START Data to process

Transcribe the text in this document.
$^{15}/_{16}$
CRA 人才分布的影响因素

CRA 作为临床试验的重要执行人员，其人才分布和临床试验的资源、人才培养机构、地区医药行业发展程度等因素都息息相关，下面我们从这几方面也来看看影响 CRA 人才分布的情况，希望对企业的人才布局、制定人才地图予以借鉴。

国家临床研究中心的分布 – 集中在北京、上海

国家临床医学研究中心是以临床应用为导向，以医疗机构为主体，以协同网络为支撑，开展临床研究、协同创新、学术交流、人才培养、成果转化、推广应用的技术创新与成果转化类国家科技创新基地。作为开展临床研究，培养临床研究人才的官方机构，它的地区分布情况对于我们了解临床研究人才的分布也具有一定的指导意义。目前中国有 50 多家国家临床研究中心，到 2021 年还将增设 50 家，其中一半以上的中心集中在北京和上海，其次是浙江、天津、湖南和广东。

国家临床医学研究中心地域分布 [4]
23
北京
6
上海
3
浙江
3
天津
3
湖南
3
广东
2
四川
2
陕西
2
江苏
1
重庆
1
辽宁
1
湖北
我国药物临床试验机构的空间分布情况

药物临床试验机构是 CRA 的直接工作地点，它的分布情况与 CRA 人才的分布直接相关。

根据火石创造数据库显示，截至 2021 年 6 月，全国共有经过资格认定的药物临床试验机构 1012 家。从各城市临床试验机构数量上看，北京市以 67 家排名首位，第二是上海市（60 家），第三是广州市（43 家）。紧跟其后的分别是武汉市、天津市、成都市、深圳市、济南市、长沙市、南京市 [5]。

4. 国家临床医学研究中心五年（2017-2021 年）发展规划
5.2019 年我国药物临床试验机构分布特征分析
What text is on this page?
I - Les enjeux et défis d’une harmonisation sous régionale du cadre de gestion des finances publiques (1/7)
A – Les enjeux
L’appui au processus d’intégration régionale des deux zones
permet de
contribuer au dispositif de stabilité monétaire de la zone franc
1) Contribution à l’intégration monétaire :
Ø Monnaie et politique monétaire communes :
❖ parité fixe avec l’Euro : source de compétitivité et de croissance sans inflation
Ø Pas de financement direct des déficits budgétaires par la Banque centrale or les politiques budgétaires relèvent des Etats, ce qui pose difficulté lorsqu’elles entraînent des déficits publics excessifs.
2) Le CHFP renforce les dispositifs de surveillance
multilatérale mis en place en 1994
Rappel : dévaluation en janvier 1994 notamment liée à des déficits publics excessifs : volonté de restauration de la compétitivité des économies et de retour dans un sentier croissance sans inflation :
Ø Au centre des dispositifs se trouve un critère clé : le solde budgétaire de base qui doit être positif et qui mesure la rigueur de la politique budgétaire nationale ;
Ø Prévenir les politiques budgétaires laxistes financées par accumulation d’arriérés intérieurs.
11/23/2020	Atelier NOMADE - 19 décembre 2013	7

END Data to process

> [Task requirements]:
Reproduce the data in its entirety, matching each character.

> [Written answer]:
Transcribe the text in this document.
$^{15}/_{16}$
CRA 人才分布的影响因素

CRA 作为临床试验的重要执行人员，其人才分布和临床试验的资源、人才培养机构、地区医药行业发展程度等因素都息息相关，下面我们从这几方面也来看看影响 CRA 人才分布的情况，希望对企业的人才布局、制定人才地图予以借鉴。

国家临床研究中心的分布 – 集中在北京、上海

国家临床医学研究中心是以临床应用为导向，以医疗机构为主体，以协同网络为支撑，开展临床研究、协同创新、学术交流、人才培养、成果转化、推广应用的技术创新与成果转化类国家科技创新基地。作为开展临床研究，培养临床研究人才的官方机构，它的地区分布情况对于我们了解临床研究人才的分布也具有一定的指导意义。目前中国有 50 多家国家临床研究中心，到 2021 年还将增设 50 家，其中一半以上的中心集中在北京和上海，其次是浙江、天津、湖南和广东。

国家临床医学研究中心地域分布 [4]
23
北京
6
上海
3
浙江
3
天津
3
湖南
3
广东
2
四川
2
陕西
2
江苏
1
重庆
1
辽宁
1
湖北
我国药物临床试验机构的空间分布情况

药物临床试验机构是 CRA 的直接工作地点，它的分布情况与 CRA 人才的分布直接相关。

根据火石创造数据库显示，截至 2021 年 6 月，全国共有经过资格认定的药物临床试验机构 1012 家。从各城市临床试验机构数量上看，北京市以 67 家排名首位，第二是上海市（60 家），第三是广州市（43 家）。紧跟其后的分别是武汉市、天津市、成都市、深圳市、济南市、长沙市、南京市 [5]。

4. 国家临床医学研究中心五年（2017-2021 年）发展规划
5.2019 年我国药物临床试验机构分布特征分析
What text is on this page?
I - Les enjeux et défis d’une harmonisation sous régionale du cadre de gestion des finances publiques (1/7)
A – Les enjeux
L’appui au processus d’intégration régionale des deux zones
permet de
contribuer au dispositif de stabilité monétaire de la zone franc
1) Contribution à l’intégration monétaire :
Ø Monnaie et politique monétaire communes :
❖ parité fixe avec l’Euro : source de compétitivité et de croissance sans inflation
Ø Pas de financement direct des déficits budgétaires par la Banque centrale or les politiques budgétaires relèvent des Etats, ce qui pose difficulté lorsqu’elles entraînent des déficits publics excessifs.
2) Le CHFP renforce les dispositifs de surveillance
multilatérale mis en place en 1994
Rappel : dévaluation en janvier 1994 notamment liée à des déficits publics excessifs : volonté de restauration de la compétitivité des économies et de retour dans un sentier croissance sans inflation :
Ø Au centre des dispositifs se trouve un critère clé : le solde budgétaire de base qui doit être positif et qui mesure la rigueur de la politique budgétaire nationale ;
Ø Prévenir les politiques budgétaires laxistes financées par accumulation d’arriérés intérieurs.
11/23/2020	Atelier NOMADE - 19 décembre 2013	7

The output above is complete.